§ Stored data entries
----
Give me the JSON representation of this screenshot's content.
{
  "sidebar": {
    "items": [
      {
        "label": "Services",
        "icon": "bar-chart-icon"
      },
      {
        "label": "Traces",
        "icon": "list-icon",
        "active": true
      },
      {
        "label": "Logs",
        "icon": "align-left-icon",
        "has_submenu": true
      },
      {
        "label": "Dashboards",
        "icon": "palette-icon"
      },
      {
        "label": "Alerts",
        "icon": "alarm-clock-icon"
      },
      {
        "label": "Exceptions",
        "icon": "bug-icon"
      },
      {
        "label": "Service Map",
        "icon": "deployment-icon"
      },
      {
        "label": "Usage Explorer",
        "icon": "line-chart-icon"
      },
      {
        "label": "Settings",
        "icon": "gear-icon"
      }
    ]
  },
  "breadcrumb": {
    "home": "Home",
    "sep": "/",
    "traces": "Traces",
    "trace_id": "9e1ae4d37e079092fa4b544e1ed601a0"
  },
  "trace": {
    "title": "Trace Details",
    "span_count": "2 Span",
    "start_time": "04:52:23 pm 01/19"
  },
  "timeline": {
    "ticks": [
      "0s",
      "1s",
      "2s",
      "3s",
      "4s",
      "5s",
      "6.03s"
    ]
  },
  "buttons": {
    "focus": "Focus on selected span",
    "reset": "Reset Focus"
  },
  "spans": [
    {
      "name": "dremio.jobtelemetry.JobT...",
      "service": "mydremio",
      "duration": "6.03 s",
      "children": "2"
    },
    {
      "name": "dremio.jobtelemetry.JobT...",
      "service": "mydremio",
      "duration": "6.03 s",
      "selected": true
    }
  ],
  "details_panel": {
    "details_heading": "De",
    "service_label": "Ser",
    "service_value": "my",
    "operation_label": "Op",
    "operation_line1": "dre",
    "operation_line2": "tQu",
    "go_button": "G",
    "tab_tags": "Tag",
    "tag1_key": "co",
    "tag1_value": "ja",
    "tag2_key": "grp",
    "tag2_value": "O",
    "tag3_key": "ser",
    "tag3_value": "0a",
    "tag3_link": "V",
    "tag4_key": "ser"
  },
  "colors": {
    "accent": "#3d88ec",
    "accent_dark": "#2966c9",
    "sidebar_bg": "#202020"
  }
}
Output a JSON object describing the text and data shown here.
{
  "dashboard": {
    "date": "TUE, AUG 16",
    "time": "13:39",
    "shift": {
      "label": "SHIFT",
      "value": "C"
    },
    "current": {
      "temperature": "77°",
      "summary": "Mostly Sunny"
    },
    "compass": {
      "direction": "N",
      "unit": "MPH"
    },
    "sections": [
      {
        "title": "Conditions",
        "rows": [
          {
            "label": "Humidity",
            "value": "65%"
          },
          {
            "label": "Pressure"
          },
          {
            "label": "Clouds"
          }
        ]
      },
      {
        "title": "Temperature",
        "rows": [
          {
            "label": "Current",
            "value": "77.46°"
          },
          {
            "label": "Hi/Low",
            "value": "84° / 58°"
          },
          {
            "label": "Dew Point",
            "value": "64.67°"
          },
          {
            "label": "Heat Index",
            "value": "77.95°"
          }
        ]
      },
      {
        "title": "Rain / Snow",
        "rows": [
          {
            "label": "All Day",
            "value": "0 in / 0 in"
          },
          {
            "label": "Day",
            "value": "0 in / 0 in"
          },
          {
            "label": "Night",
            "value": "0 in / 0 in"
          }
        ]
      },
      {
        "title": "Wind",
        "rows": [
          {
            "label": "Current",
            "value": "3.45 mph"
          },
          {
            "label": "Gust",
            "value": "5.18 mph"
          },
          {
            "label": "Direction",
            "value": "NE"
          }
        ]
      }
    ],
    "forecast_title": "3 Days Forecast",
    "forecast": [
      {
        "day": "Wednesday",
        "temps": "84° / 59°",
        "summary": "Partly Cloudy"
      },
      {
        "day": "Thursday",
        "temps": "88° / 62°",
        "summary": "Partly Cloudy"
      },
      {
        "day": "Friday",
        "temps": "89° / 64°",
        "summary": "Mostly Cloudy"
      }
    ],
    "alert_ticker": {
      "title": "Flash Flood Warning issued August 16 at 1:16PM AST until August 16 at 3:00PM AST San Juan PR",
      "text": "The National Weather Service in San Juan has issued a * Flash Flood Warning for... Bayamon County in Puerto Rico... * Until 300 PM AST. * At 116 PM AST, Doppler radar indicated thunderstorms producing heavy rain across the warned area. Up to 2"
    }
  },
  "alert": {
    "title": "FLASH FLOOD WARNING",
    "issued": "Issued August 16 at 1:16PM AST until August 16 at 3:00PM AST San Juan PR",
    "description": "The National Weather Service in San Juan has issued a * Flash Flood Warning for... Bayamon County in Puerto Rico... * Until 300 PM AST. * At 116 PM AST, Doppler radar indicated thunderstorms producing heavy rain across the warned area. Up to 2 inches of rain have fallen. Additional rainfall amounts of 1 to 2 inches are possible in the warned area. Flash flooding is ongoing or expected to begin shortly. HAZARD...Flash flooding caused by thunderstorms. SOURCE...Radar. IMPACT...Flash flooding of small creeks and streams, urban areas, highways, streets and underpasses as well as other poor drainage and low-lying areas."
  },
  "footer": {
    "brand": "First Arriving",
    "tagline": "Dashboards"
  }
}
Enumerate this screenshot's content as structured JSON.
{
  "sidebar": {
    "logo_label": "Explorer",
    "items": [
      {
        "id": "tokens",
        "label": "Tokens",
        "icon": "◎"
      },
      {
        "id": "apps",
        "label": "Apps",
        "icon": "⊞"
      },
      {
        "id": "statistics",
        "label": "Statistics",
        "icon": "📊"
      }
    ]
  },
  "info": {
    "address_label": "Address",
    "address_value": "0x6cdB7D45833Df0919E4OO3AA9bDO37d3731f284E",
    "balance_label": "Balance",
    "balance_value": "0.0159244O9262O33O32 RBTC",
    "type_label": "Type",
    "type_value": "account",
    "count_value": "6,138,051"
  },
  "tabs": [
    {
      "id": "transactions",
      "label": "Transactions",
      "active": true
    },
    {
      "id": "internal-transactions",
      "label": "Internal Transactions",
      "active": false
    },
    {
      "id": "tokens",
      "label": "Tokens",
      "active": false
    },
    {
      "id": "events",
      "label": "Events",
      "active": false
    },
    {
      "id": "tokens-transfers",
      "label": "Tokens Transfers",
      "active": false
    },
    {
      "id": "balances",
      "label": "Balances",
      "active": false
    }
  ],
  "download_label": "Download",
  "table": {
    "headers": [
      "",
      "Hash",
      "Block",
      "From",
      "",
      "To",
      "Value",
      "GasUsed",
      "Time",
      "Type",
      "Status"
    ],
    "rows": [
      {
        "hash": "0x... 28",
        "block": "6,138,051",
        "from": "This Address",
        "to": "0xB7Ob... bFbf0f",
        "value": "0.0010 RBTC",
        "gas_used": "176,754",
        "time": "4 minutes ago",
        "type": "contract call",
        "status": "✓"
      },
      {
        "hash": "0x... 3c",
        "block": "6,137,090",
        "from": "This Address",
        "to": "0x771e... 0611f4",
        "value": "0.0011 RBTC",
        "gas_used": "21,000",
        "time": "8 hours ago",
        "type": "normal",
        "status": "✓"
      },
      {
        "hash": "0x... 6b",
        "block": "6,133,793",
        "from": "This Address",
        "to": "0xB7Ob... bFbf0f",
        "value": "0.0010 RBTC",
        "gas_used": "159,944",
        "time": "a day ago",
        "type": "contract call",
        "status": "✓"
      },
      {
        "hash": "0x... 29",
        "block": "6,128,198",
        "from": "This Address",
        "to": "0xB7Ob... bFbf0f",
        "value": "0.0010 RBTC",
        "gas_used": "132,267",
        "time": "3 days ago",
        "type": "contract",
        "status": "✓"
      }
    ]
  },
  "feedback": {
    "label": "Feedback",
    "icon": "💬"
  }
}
----
§ Short task
From the listing, copy each line containing the word "indicated".

§ Written solution
      "text": "The National Weather Service in San Juan has issued a * Flash Flood Warning for... Bayamon County in Puerto Rico... * Until 300 PM AST. * At 116 PM AST, Doppler radar indicated thunderstorms producing heavy rain across the warned area. Up to 2"
    "description": "The National Weather Service in San Juan has issued a * Flash Flood Warning for... Bayamon County in Puerto Rico... * Until 300 PM AST. * At 116 PM AST, Doppler radar indicated thunderstorms producing heavy rain across the warned area. Up to 2 inches of rain have fallen. Additional rainfall amounts of 1 to 2 inches are possible in the warned area. Flash flooding is ongoing or expected to begin shortly. HAZARD...Flash flooding caused by thunderstorms. SOURCE...Radar. IMPACT...Flash flooding of small creeks and streams, urban areas, highways, streets and underpasses as well as other poor drainage and low-lying areas."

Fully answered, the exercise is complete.